■ Goal
All entries are to be quoted exactly; the images stay out of the copy.

■ Material supplied
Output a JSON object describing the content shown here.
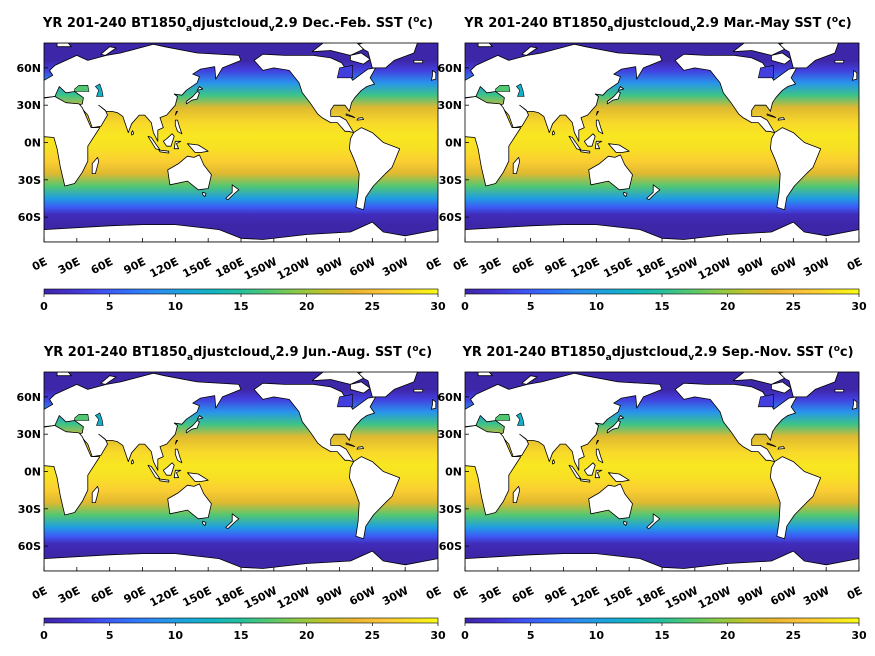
{
  "figure": {
    "colormap": [
      "#3e26a8",
      "#4433d0",
      "#4150f3",
      "#3171fd",
      "#2b8ef0",
      "#1ba5db",
      "#12b6c0",
      "#27c09c",
      "#55c86f",
      "#8bca47",
      "#c1c32c",
      "#eab631",
      "#fcc43b",
      "#f8de26",
      "#f9fb15"
    ],
    "land_color": "#ffffff",
    "coastline_color": "#000000"
  },
  "chart_data": [
    {
      "type": "heatmap",
      "title": {
        "prefix": "YR 201-240 BT1850",
        "sub1": "a",
        "mid": "djustcloud",
        "sub2": "v",
        "suffix": "2.9 Dec.-Feb. SST (",
        "sup": "o",
        "end": "c)"
      },
      "season": "Dec.-Feb.",
      "variable": "SST",
      "unit": "°C",
      "xticks": [
        "0E",
        "30E",
        "60E",
        "90E",
        "120E",
        "150E",
        "180E",
        "150W",
        "120W",
        "90W",
        "60W",
        "30W",
        "0E"
      ],
      "yticks": [
        "60N",
        "30N",
        "0N",
        "30S",
        "60S"
      ],
      "xlim": [
        0,
        360
      ],
      "ylim": [
        -80,
        80
      ],
      "colorbar": {
        "ticks": [
          "0",
          "5",
          "10",
          "15",
          "20",
          "25",
          "30"
        ],
        "clim": [
          0,
          30
        ]
      }
    },
    {
      "type": "heatmap",
      "title": {
        "prefix": "YR 201-240 BT1850",
        "sub1": "a",
        "mid": "djustcloud",
        "sub2": "v",
        "suffix": "2.9 Mar.-May SST (",
        "sup": "o",
        "end": "c)"
      },
      "season": "Mar.-May",
      "variable": "SST",
      "unit": "°C",
      "xticks": [
        "0E",
        "30E",
        "60E",
        "90E",
        "120E",
        "150E",
        "180E",
        "150W",
        "120W",
        "90W",
        "60W",
        "30W",
        "0E"
      ],
      "yticks": [
        "60N",
        "30N",
        "0N",
        "30S",
        "60S"
      ],
      "xlim": [
        0,
        360
      ],
      "ylim": [
        -80,
        80
      ],
      "colorbar": {
        "ticks": [
          "0",
          "5",
          "10",
          "15",
          "20",
          "25",
          "30"
        ],
        "clim": [
          0,
          30
        ]
      }
    },
    {
      "type": "heatmap",
      "title": {
        "prefix": "YR 201-240 BT1850",
        "sub1": "a",
        "mid": "djustcloud",
        "sub2": "v",
        "suffix": "2.9 Jun.-Aug. SST (",
        "sup": "o",
        "end": "c)"
      },
      "season": "Jun.-Aug.",
      "variable": "SST",
      "unit": "°C",
      "xticks": [
        "0E",
        "30E",
        "60E",
        "90E",
        "120E",
        "150E",
        "180E",
        "150W",
        "120W",
        "90W",
        "60W",
        "30W",
        "0E"
      ],
      "yticks": [
        "60N",
        "30N",
        "0N",
        "30S",
        "60S"
      ],
      "xlim": [
        0,
        360
      ],
      "ylim": [
        -80,
        80
      ],
      "colorbar": {
        "ticks": [
          "0",
          "5",
          "10",
          "15",
          "20",
          "25",
          "30"
        ],
        "clim": [
          0,
          30
        ]
      }
    },
    {
      "type": "heatmap",
      "title": {
        "prefix": "YR 201-240 BT1850",
        "sub1": "a",
        "mid": "djustcloud",
        "sub2": "v",
        "suffix": "2.9 Sep.-Nov. SST (",
        "sup": "o",
        "end": "c)"
      },
      "season": "Sep.-Nov.",
      "variable": "SST",
      "unit": "°C",
      "xticks": [
        "0E",
        "30E",
        "60E",
        "90E",
        "120E",
        "150E",
        "180E",
        "150W",
        "120W",
        "90W",
        "60W",
        "30W",
        "0E"
      ],
      "yticks": [
        "60N",
        "30N",
        "0N",
        "30S",
        "60S"
      ],
      "xlim": [
        0,
        360
      ],
      "ylim": [
        -80,
        80
      ],
      "colorbar": {
        "ticks": [
          "0",
          "5",
          "10",
          "15",
          "20",
          "25",
          "30"
        ],
        "clim": [
          0,
          30
        ]
      }
    }
  ]
}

■ Final result
Output a JSON object describing the content shown here.
{
  "figure": {
    "colormap": [
      "#3e26a8",
      "#4433d0",
      "#4150f3",
      "#3171fd",
      "#2b8ef0",
      "#1ba5db",
      "#12b6c0",
      "#27c09c",
      "#55c86f",
      "#8bca47",
      "#c1c32c",
      "#eab631",
      "#fcc43b",
      "#f8de26",
      "#f9fb15"
    ],
    "land_color": "#ffffff",
    "coastline_color": "#000000"
  },
  "chart_data": [
    {
      "type": "heatmap",
      "title": {
        "prefix": "YR 201-240 BT1850",
        "sub1": "a",
        "mid": "djustcloud",
        "sub2": "v",
        "suffix": "2.9 Dec.-Feb. SST (",
        "sup": "o",
        "end": "c)"
      },
      "season": "Dec.-Feb.",
      "variable": "SST",
      "unit": "°C",
      "xticks": [
        "0E",
        "30E",
        "60E",
        "90E",
        "120E",
        "150E",
        "180E",
        "150W",
        "120W",
        "90W",
        "60W",
        "30W",
        "0E"
      ],
      "yticks": [
        "60N",
        "30N",
        "0N",
        "30S",
        "60S"
      ],
      "xlim": [
        0,
        360
      ],
      "ylim": [
        -80,
        80
      ],
      "colorbar": {
        "ticks": [
          "0",
          "5",
          "10",
          "15",
          "20",
          "25",
          "30"
        ],
        "clim": [
          0,
          30
        ]
      }
    },
    {
      "type": "heatmap",
      "title": {
        "prefix": "YR 201-240 BT1850",
        "sub1": "a",
        "mid": "djustcloud",
        "sub2": "v",
        "suffix": "2.9 Mar.-May SST (",
        "sup": "o",
        "end": "c)"
      },
      "season": "Mar.-May",
      "variable": "SST",
      "unit": "°C",
      "xticks": [
        "0E",
        "30E",
        "60E",
        "90E",
        "120E",
        "150E",
        "180E",
        "150W",
        "120W",
        "90W",
        "60W",
        "30W",
        "0E"
      ],
      "yticks": [
        "60N",
        "30N",
        "0N",
        "30S",
        "60S"
      ],
      "xlim": [
        0,
        360
      ],
      "ylim": [
        -80,
        80
      ],
      "colorbar": {
        "ticks": [
          "0",
          "5",
          "10",
          "15",
          "20",
          "25",
          "30"
        ],
        "clim": [
          0,
          30
        ]
      }
    },
    {
      "type": "heatmap",
      "title": {
        "prefix": "YR 201-240 BT1850",
        "sub1": "a",
        "mid": "djustcloud",
        "sub2": "v",
        "suffix": "2.9 Jun.-Aug. SST (",
        "sup": "o",
        "end": "c)"
      },
      "season": "Jun.-Aug.",
      "variable": "SST",
      "unit": "°C",
      "xticks": [
        "0E",
        "30E",
        "60E",
        "90E",
        "120E",
        "150E",
        "180E",
        "150W",
        "120W",
        "90W",
        "60W",
        "30W",
        "0E"
      ],
      "yticks": [
        "60N",
        "30N",
        "0N",
        "30S",
        "60S"
      ],
      "xlim": [
        0,
        360
      ],
      "ylim": [
        -80,
        80
      ],
      "colorbar": {
        "ticks": [
          "0",
          "5",
          "10",
          "15",
          "20",
          "25",
          "30"
        ],
        "clim": [
          0,
          30
        ]
      }
    },
    {
      "type": "heatmap",
      "title": {
        "prefix": "YR 201-240 BT1850",
        "sub1": "a",
        "mid": "djustcloud",
        "sub2": "v",
        "suffix": "2.9 Sep.-Nov. SST (",
        "sup": "o",
        "end": "c)"
      },
      "season": "Sep.-Nov.",
      "variable": "SST",
      "unit": "°C",
      "xticks": [
        "0E",
        "30E",
        "60E",
        "90E",
        "120E",
        "150E",
        "180E",
        "150W",
        "120W",
        "90W",
        "60W",
        "30W",
        "0E"
      ],
      "yticks": [
        "60N",
        "30N",
        "0N",
        "30S",
        "60S"
      ],
      "xlim": [
        0,
        360
      ],
      "ylim": [
        -80,
        80
      ],
      "colorbar": {
        "ticks": [
          "0",
          "5",
          "10",
          "15",
          "20",
          "25",
          "30"
        ],
        "clim": [
          0,
          30
        ]
      }
    }
  ]
}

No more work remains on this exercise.